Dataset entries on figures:
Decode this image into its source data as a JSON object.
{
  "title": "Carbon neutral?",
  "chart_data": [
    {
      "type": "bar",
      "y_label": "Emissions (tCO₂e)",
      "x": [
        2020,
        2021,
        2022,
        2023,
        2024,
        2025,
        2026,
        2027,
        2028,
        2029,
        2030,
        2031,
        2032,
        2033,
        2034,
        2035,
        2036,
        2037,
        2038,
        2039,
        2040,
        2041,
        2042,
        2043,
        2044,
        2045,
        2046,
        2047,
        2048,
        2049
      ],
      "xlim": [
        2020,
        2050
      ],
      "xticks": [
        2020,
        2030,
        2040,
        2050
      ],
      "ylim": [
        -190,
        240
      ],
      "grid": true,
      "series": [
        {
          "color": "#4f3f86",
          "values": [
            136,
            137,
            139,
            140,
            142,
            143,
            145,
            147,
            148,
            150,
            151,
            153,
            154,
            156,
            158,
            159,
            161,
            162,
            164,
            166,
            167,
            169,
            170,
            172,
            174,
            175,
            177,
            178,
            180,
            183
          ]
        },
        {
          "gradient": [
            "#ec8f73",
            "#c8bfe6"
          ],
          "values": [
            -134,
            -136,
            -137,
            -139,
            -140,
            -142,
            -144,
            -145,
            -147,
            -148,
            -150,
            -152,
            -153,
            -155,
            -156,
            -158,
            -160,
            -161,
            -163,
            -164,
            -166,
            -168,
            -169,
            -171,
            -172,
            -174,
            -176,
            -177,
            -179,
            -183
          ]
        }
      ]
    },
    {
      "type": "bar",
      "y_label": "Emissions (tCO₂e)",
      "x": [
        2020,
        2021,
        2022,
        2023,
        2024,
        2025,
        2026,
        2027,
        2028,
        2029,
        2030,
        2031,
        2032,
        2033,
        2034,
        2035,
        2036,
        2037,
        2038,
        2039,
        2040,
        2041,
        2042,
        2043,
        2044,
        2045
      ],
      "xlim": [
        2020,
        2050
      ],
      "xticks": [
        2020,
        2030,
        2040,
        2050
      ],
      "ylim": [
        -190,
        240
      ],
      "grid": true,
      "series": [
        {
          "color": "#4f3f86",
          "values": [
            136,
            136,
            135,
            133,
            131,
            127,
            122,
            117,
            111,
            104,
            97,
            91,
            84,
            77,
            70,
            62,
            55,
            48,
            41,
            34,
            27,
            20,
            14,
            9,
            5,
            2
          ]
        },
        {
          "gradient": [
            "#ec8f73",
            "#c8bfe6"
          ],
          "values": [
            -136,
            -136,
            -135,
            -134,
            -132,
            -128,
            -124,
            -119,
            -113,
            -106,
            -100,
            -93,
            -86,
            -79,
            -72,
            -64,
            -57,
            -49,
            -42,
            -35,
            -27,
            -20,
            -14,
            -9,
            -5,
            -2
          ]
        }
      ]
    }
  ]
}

### [Task prompt]
Output all of the material, please, exactly as it stands.

### [Written solution]
Decode this image into its source data as a JSON object.
{
  "title": "Carbon neutral?",
  "chart_data": [
    {
      "type": "bar",
      "y_label": "Emissions (tCO₂e)",
      "x": [
        2020,
        2021,
        2022,
        2023,
        2024,
        2025,
        2026,
        2027,
        2028,
        2029,
        2030,
        2031,
        2032,
        2033,
        2034,
        2035,
        2036,
        2037,
        2038,
        2039,
        2040,
        2041,
        2042,
        2043,
        2044,
        2045,
        2046,
        2047,
        2048,
        2049
      ],
      "xlim": [
        2020,
        2050
      ],
      "xticks": [
        2020,
        2030,
        2040,
        2050
      ],
      "ylim": [
        -190,
        240
      ],
      "grid": true,
      "series": [
        {
          "color": "#4f3f86",
          "values": [
            136,
            137,
            139,
            140,
            142,
            143,
            145,
            147,
            148,
            150,
            151,
            153,
            154,
            156,
            158,
            159,
            161,
            162,
            164,
            166,
            167,
            169,
            170,
            172,
            174,
            175,
            177,
            178,
            180,
            183
          ]
        },
        {
          "gradient": [
            "#ec8f73",
            "#c8bfe6"
          ],
          "values": [
            -134,
            -136,
            -137,
            -139,
            -140,
            -142,
            -144,
            -145,
            -147,
            -148,
            -150,
            -152,
            -153,
            -155,
            -156,
            -158,
            -160,
            -161,
            -163,
            -164,
            -166,
            -168,
            -169,
            -171,
            -172,
            -174,
            -176,
            -177,
            -179,
            -183
          ]
        }
      ]
    },
    {
      "type": "bar",
      "y_label": "Emissions (tCO₂e)",
      "x": [
        2020,
        2021,
        2022,
        2023,
        2024,
        2025,
        2026,
        2027,
        2028,
        2029,
        2030,
        2031,
        2032,
        2033,
        2034,
        2035,
        2036,
        2037,
        2038,
        2039,
        2040,
        2041,
        2042,
        2043,
        2044,
        2045
      ],
      "xlim": [
        2020,
        2050
      ],
      "xticks": [
        2020,
        2030,
        2040,
        2050
      ],
      "ylim": [
        -190,
        240
      ],
      "grid": true,
      "series": [
        {
          "color": "#4f3f86",
          "values": [
            136,
            136,
            135,
            133,
            131,
            127,
            122,
            117,
            111,
            104,
            97,
            91,
            84,
            77,
            70,
            62,
            55,
            48,
            41,
            34,
            27,
            20,
            14,
            9,
            5,
            2
          ]
        },
        {
          "gradient": [
            "#ec8f73",
            "#c8bfe6"
          ],
          "values": [
            -136,
            -136,
            -135,
            -134,
            -132,
            -128,
            -124,
            -119,
            -113,
            -106,
            -100,
            -93,
            -86,
            -79,
            -72,
            -64,
            -57,
            -49,
            -42,
            -35,
            -27,
            -20,
            -14,
            -9,
            -5,
            -2
          ]
        }
      ]
    }
  ]
}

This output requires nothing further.